— START —

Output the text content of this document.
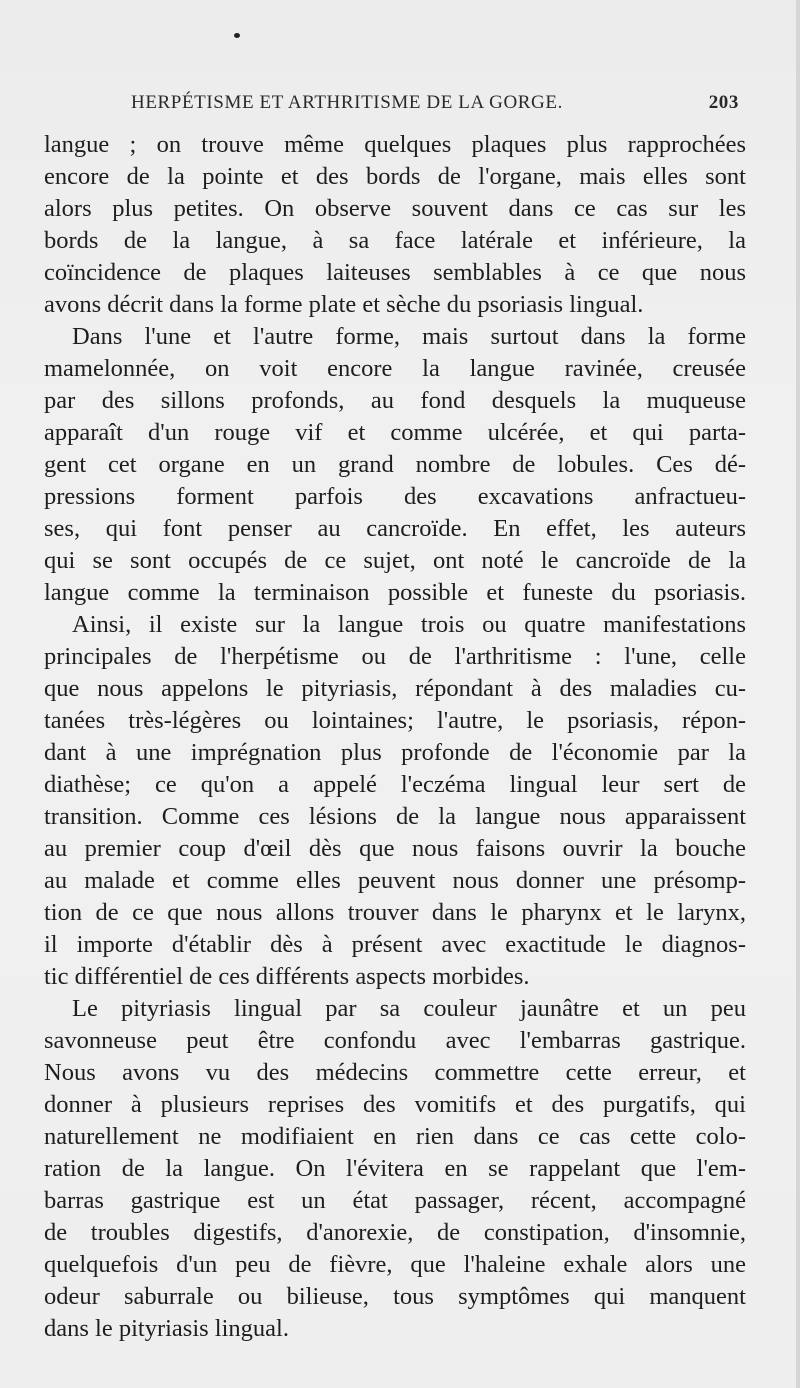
HERPÉTISME ET ARTHRITISME DE LA GORGE.	203
langue ; on trouve même quelques plaques plus rapprochées
encore de la pointe et des bords de l'organe, mais elles sont
alors plus petites. On observe souvent dans ce cas sur les
bords de la langue, à sa face latérale et inférieure, la
coïncidence de plaques laiteuses semblables à ce que nous
avons décrit dans la forme plate et sèche du psoriasis lingual.
Dans l'une et l'autre forme, mais surtout dans la forme
mamelonnée, on voit encore la langue ravinée, creusée
par des sillons profonds, au fond desquels la muqueuse
apparaît d'un rouge vif et comme ulcérée, et qui parta-
gent cet organe en un grand nombre de lobules. Ces dé-
pressions forment parfois des excavations anfractueu-
ses, qui font penser au cancroïde. En effet, les auteurs
qui se sont occupés de ce sujet, ont noté le cancroïde de la
langue comme la terminaison possible et funeste du psoriasis.
Ainsi, il existe sur la langue trois ou quatre manifestations
principales de l'herpétisme ou de l'arthritisme : l'une, celle
que nous appelons le pityriasis, répondant à des maladies cu-
tanées très-légères ou lointaines; l'autre, le psoriasis, répon-
dant à une imprégnation plus profonde de l'économie par la
diathèse; ce qu'on a appelé l'eczéma lingual leur sert de
transition. Comme ces lésions de la langue nous apparaissent
au premier coup d'œil dès que nous faisons ouvrir la bouche
au malade et comme elles peuvent nous donner une présomp-
tion de ce que nous allons trouver dans le pharynx et le larynx,
il importe d'établir dès à présent avec exactitude le diagnos-
tic différentiel de ces différents aspects morbides.
Le pityriasis lingual par sa couleur jaunâtre et un peu
savonneuse peut être confondu avec l'embarras gastrique.
Nous avons vu des médecins commettre cette erreur, et
donner à plusieurs reprises des vomitifs et des purgatifs, qui
naturellement ne modifiaient en rien dans ce cas cette colo-
ration de la langue. On l'évitera en se rappelant que l'em-
barras gastrique est un état passager, récent, accompagné
de troubles digestifs, d'anorexie, de constipation, d'insomnie,
quelquefois d'un peu de fièvre, que l'haleine exhale alors une
odeur saburrale ou bilieuse, tous symptômes qui manquent
dans le pityriasis lingual.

— END —

▸ WHAT IS NEEDED: Look through the listing above. Pick out each line with "organe" and copy it.

▸ EXERCISE OUTPUT:
encore de la pointe et des bords de l'organe, mais elles sont
gent cet organe en un grand nombre de lobules. Ces dé-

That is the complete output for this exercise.